(Extracts from a graphics dataset)
....

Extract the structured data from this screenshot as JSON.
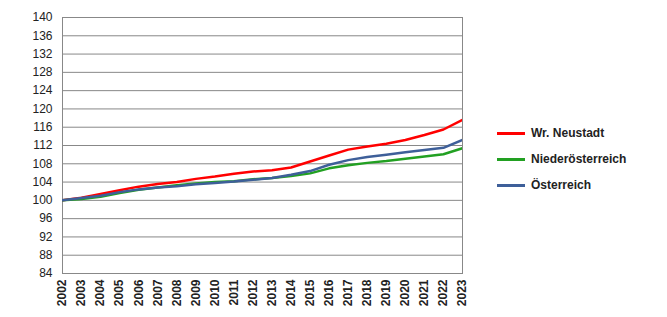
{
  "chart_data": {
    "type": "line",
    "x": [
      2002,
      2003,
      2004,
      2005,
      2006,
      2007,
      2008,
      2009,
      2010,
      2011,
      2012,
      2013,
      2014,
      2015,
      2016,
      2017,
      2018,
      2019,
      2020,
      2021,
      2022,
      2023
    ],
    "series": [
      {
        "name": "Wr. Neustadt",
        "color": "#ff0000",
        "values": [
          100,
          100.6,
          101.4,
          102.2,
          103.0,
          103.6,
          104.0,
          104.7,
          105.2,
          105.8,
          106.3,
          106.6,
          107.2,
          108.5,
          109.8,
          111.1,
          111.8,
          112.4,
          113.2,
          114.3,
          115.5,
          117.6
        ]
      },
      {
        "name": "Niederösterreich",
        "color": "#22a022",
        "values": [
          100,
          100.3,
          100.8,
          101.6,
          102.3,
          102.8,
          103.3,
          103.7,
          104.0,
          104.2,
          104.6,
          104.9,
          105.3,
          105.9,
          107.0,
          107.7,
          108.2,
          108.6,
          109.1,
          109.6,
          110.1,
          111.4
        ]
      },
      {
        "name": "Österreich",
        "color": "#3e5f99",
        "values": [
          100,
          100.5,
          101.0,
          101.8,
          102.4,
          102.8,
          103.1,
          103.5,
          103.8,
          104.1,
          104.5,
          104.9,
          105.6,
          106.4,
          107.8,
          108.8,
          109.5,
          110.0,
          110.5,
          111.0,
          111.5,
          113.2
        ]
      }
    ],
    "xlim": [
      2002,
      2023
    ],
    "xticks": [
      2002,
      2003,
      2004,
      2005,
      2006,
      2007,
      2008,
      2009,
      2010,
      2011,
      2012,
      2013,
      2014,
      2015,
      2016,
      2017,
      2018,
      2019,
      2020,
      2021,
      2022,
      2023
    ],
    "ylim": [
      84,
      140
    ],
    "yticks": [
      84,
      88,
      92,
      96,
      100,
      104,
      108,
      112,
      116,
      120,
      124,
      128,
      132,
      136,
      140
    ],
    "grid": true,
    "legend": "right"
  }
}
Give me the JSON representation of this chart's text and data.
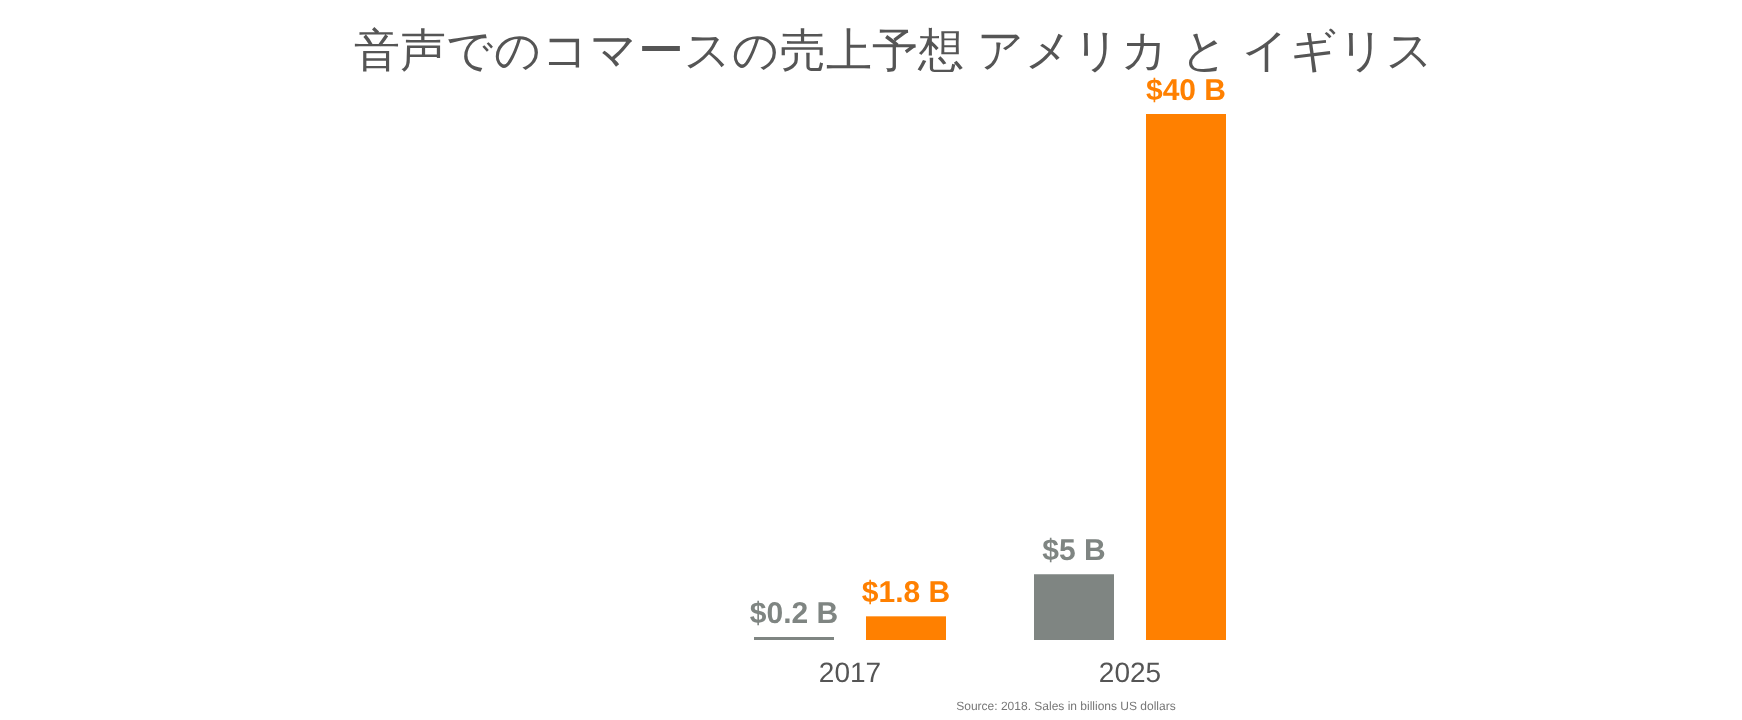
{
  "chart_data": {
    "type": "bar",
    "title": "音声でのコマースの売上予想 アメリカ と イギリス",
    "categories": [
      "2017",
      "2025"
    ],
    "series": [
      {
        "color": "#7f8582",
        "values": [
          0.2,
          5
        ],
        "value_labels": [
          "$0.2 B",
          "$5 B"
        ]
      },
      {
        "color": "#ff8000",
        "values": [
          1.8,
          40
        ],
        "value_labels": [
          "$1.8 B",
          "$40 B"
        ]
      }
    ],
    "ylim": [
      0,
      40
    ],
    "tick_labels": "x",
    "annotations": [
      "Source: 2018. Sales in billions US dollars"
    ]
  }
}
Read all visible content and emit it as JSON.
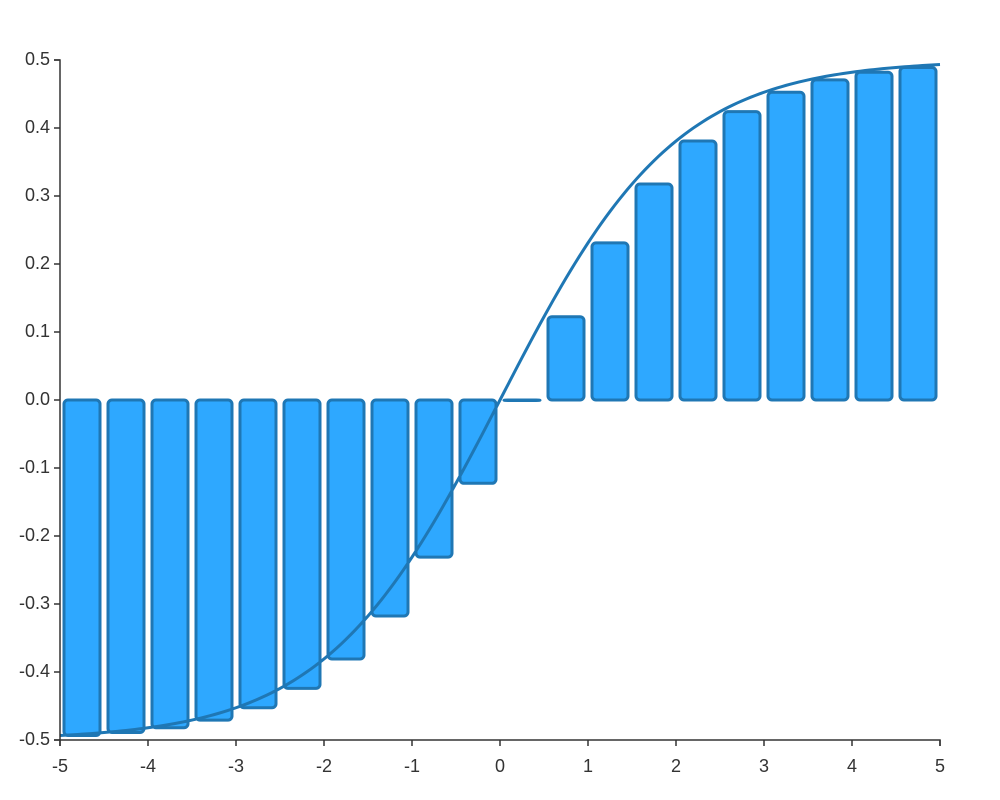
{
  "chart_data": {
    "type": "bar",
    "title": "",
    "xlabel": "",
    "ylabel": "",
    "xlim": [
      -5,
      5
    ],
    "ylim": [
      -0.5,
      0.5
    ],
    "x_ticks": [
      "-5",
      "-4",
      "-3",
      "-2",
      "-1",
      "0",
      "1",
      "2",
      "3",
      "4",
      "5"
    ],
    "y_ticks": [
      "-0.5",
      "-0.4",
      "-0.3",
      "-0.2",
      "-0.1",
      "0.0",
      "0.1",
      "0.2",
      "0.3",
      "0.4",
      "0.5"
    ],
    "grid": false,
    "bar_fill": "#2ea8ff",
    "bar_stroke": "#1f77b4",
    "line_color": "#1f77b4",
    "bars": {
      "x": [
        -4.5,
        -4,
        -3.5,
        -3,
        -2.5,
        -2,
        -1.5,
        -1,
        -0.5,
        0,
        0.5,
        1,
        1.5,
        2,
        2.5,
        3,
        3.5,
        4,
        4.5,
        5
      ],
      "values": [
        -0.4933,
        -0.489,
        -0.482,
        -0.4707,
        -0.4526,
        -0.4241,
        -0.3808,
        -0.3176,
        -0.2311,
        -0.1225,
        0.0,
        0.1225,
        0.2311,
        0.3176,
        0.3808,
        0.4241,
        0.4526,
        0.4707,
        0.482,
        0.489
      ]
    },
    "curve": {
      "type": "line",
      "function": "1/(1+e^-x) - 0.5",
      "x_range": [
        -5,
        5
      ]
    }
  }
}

....

[Written exercise]
Each entry must be retyped word for word, with every image omitted.

[Solution]
Extract the structured data from this screenshot as JSON.
{
  "chart_data": {
    "type": "line",
    "x": [
      2002,
      2003,
      2004,
      2005,
      2006,
      2007,
      2008,
      2009,
      2010,
      2011,
      2012,
      2013,
      2014,
      2015,
      2016,
      2017,
      2018,
      2019,
      2020,
      2021,
      2022,
      2023
    ],
    "series": [
      {
        "name": "Wr. Neustadt",
        "color": "#ff0000",
        "values": [
          100,
          100.6,
          101.4,
          102.2,
          103.0,
          103.6,
          104.0,
          104.7,
          105.2,
          105.8,
          106.3,
          106.6,
          107.2,
          108.5,
          109.8,
          111.1,
          111.8,
          112.4,
          113.2,
          114.3,
          115.5,
          117.6
        ]
      },
      {
        "name": "Niederösterreich",
        "color": "#22a022",
        "values": [
          100,
          100.3,
          100.8,
          101.6,
          102.3,
          102.8,
          103.3,
          103.7,
          104.0,
          104.2,
          104.6,
          104.9,
          105.3,
          105.9,
          107.0,
          107.7,
          108.2,
          108.6,
          109.1,
          109.6,
          110.1,
          111.4
        ]
      },
      {
        "name": "Österreich",
        "color": "#3e5f99",
        "values": [
          100,
          100.5,
          101.0,
          101.8,
          102.4,
          102.8,
          103.1,
          103.5,
          103.8,
          104.1,
          104.5,
          104.9,
          105.6,
          106.4,
          107.8,
          108.8,
          109.5,
          110.0,
          110.5,
          111.0,
          111.5,
          113.2
        ]
      }
    ],
    "xlim": [
      2002,
      2023
    ],
    "xticks": [
      2002,
      2003,
      2004,
      2005,
      2006,
      2007,
      2008,
      2009,
      2010,
      2011,
      2012,
      2013,
      2014,
      2015,
      2016,
      2017,
      2018,
      2019,
      2020,
      2021,
      2022,
      2023
    ],
    "ylim": [
      84,
      140
    ],
    "yticks": [
      84,
      88,
      92,
      96,
      100,
      104,
      108,
      112,
      116,
      120,
      124,
      128,
      132,
      136,
      140
    ],
    "grid": true,
    "legend": "right"
  }
}
Give me the JSON representation of this chart's text and data.
{
  "chart_data": {
    "type": "bar",
    "title": "音声でのコマースの売上予想 アメリカ と イギリス",
    "categories": [
      "2017",
      "2025"
    ],
    "series": [
      {
        "color": "#7f8582",
        "values": [
          0.2,
          5
        ],
        "value_labels": [
          "$0.2 B",
          "$5 B"
        ]
      },
      {
        "color": "#ff8000",
        "values": [
          1.8,
          40
        ],
        "value_labels": [
          "$1.8 B",
          "$40 B"
        ]
      }
    ],
    "ylim": [
      0,
      40
    ],
    "tick_labels": "x",
    "annotations": [
      "Source: 2018. Sales in billions US dollars"
    ]
  }
}
Read all visible content and emit it as JSON.
{
  "chart_data": {
    "type": "bar",
    "title": "",
    "xlabel": "",
    "ylabel": "",
    "xlim": [
      -5,
      5
    ],
    "ylim": [
      -0.5,
      0.5
    ],
    "x_ticks": [
      "-5",
      "-4",
      "-3",
      "-2",
      "-1",
      "0",
      "1",
      "2",
      "3",
      "4",
      "5"
    ],
    "y_ticks": [
      "-0.5",
      "-0.4",
      "-0.3",
      "-0.2",
      "-0.1",
      "0.0",
      "0.1",
      "0.2",
      "0.3",
      "0.4",
      "0.5"
    ],
    "grid": false,
    "bar_fill": "#2ea8ff",
    "bar_stroke": "#1f77b4",
    "line_color": "#1f77b4",
    "bars": {
      "x": [
        -4.5,
        -4,
        -3.5,
        -3,
        -2.5,
        -2,
        -1.5,
        -1,
        -0.5,
        0,
        0.5,
        1,
        1.5,
        2,
        2.5,
        3,
        3.5,
        4,
        4.5,
        5
      ],
      "values": [
        -0.4933,
        -0.489,
        -0.482,
        -0.4707,
        -0.4526,
        -0.4241,
        -0.3808,
        -0.3176,
        -0.2311,
        -0.1225,
        0.0,
        0.1225,
        0.2311,
        0.3176,
        0.3808,
        0.4241,
        0.4526,
        0.4707,
        0.482,
        0.489
      ]
    },
    "curve": {
      "type": "line",
      "function": "1/(1+e^-x) - 0.5",
      "x_range": [
        -5,
        5
      ]
    }
  }
}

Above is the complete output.